• [Requirements]: Return each line of the records holding the string "What".

··· Data for this exercise

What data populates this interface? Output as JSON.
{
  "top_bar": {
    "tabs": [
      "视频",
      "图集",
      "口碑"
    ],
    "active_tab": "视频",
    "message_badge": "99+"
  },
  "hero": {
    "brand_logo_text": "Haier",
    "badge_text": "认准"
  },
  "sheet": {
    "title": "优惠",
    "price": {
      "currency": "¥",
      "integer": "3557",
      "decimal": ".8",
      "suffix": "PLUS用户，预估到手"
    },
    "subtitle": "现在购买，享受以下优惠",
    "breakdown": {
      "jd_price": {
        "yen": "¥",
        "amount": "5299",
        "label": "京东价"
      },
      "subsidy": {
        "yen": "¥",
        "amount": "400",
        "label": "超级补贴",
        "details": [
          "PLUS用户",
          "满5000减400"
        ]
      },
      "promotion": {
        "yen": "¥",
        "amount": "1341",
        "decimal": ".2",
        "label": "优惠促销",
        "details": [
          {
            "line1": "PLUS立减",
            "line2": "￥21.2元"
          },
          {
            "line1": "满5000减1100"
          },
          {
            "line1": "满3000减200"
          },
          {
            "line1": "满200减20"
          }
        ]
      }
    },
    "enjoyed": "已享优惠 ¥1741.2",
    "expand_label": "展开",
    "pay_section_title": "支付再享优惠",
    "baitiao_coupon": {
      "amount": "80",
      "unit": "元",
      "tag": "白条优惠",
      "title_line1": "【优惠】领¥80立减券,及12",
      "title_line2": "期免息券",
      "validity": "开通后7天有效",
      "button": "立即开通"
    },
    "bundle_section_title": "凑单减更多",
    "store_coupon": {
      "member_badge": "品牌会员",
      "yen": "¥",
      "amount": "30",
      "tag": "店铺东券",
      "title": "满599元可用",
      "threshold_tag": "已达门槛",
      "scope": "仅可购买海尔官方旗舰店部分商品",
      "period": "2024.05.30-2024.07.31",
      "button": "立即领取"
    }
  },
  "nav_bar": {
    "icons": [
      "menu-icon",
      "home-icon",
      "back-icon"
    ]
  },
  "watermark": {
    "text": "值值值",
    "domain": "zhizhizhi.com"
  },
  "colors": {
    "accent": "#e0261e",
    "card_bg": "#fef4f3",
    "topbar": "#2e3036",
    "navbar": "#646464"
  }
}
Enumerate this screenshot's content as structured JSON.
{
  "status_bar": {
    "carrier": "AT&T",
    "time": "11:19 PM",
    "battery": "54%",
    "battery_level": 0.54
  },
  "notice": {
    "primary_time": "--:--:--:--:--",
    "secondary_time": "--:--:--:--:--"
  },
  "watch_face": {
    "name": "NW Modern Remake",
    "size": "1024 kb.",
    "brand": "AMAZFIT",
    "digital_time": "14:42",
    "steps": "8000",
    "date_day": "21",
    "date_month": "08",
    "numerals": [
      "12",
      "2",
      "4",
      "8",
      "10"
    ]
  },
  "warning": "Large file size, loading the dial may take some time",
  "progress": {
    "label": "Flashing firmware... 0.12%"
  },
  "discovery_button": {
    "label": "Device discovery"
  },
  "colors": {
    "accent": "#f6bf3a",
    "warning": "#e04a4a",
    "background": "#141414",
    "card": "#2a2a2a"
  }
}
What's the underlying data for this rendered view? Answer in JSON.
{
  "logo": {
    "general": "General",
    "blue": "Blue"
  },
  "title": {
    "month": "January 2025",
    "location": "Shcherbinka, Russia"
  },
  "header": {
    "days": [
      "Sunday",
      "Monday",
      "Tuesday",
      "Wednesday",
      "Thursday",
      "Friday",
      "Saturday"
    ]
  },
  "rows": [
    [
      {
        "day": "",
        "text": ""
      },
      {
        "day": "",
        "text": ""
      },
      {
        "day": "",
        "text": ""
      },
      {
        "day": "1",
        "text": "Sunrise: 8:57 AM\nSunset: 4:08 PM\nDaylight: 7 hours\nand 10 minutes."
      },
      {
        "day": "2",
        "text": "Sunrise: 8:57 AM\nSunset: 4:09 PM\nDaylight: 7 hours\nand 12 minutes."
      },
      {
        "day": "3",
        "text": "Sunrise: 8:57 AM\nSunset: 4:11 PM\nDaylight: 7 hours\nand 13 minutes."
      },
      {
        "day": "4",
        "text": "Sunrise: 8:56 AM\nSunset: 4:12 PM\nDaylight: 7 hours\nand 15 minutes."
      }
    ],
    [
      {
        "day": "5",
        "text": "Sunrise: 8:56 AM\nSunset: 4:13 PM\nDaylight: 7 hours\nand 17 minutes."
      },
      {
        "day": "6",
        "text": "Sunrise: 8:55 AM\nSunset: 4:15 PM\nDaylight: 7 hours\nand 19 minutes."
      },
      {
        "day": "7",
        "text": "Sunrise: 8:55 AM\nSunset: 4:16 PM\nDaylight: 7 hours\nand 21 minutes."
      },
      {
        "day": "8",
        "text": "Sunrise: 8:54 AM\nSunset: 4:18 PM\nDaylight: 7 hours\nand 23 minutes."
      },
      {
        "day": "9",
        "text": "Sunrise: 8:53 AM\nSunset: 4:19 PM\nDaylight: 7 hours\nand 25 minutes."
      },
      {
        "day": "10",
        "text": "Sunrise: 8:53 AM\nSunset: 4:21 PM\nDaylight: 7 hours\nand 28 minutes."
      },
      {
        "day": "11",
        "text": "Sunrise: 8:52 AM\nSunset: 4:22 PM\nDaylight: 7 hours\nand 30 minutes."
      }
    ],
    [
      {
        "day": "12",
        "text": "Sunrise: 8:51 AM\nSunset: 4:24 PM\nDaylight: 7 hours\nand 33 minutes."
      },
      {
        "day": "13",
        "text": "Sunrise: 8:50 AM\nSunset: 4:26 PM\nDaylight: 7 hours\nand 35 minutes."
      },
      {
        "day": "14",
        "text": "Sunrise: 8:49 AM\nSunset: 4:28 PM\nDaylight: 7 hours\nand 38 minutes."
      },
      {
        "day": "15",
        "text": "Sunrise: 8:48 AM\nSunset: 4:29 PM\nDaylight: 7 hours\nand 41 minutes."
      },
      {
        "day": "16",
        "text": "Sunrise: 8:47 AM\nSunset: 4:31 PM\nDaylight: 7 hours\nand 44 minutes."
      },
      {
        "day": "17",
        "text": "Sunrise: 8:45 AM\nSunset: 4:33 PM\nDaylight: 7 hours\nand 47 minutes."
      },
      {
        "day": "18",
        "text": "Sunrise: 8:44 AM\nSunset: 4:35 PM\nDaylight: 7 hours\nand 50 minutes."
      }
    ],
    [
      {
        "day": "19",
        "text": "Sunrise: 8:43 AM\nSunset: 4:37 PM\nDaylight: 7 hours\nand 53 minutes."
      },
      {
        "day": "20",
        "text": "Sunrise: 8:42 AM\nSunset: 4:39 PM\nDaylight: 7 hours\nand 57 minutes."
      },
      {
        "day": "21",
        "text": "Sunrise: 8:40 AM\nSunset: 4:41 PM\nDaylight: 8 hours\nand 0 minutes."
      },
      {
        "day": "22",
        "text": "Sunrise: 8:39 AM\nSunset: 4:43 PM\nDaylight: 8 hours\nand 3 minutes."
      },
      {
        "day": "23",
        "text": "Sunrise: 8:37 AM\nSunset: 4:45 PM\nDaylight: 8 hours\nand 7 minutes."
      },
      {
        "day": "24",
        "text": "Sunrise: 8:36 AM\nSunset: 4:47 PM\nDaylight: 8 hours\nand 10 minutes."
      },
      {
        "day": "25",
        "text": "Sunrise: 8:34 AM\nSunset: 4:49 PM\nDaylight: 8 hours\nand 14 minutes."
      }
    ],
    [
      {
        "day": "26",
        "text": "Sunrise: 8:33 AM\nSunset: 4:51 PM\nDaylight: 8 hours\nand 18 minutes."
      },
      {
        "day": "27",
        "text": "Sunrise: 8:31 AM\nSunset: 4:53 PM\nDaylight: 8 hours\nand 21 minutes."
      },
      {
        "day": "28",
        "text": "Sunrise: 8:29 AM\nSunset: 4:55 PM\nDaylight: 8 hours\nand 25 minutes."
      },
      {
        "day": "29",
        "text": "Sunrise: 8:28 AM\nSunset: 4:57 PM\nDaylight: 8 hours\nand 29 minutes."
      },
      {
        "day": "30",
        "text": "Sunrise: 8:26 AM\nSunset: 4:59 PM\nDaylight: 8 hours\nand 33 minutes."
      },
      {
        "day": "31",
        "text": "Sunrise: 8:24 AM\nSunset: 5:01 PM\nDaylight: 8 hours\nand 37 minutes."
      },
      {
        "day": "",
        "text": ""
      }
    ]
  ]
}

······

• [Exercise response]:
What data populates this interface? Output as JSON.
What's the underlying data for this rendered view? Answer in JSON.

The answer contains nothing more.